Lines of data

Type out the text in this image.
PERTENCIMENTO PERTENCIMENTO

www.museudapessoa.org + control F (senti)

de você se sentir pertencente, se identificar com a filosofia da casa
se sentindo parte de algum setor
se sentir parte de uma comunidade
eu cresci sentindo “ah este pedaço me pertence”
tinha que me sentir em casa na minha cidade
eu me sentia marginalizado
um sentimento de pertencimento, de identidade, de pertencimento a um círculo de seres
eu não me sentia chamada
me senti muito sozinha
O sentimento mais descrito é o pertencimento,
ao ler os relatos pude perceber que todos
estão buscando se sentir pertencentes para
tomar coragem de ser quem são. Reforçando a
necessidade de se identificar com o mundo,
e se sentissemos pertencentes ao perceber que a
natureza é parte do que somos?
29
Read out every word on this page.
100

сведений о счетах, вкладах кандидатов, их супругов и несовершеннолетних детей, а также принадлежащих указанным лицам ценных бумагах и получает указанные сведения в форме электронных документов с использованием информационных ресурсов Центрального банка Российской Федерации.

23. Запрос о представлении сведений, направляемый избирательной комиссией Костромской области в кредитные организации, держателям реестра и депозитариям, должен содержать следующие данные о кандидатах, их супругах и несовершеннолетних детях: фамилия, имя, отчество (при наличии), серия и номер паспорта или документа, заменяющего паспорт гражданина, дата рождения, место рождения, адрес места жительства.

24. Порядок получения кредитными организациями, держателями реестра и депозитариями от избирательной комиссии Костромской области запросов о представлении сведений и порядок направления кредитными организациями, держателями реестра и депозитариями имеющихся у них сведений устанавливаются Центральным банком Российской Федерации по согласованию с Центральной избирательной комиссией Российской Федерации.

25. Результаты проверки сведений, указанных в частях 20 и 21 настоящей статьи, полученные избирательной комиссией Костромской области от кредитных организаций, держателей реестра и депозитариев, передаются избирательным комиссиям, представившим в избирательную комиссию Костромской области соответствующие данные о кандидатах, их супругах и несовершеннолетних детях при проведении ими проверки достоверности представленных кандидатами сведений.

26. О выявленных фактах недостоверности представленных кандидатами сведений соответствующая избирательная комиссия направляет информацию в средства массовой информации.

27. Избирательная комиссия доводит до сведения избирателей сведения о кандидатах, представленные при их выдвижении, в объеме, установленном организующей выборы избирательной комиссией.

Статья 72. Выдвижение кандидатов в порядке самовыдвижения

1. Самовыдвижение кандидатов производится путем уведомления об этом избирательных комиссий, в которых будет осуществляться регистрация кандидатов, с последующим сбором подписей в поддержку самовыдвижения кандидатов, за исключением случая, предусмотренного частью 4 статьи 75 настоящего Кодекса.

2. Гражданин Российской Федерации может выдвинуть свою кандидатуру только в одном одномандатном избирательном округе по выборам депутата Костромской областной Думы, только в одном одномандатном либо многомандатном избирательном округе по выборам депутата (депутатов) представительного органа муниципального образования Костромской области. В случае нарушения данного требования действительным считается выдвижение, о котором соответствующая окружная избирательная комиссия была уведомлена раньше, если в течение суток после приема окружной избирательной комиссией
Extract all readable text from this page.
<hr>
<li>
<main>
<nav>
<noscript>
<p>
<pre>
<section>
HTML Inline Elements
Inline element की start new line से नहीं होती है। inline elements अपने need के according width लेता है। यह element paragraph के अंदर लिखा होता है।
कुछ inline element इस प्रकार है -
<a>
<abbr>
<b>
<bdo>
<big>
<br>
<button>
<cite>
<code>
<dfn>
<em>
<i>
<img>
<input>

## GOAL OF THE EXERCISE
Output exactly the lines above, from the one holding "Extract all readable text from this page." through the end of the data, including the first and last.

## RESPONSE TO THE TASK
Extract all readable text from this page.
<hr>
<li>
<main>
<nav>
<noscript>
<p>
<pre>
<section>
HTML Inline Elements
Inline element की start new line से नहीं होती है। inline elements अपने need के according width लेता है। यह element paragraph के अंदर लिखा होता है।
कुछ inline element इस प्रकार है -
<a>
<abbr>
<b>
<bdo>
<big>
<br>
<button>
<cite>
<code>
<dfn>
<em>
<i>
<img>
<input>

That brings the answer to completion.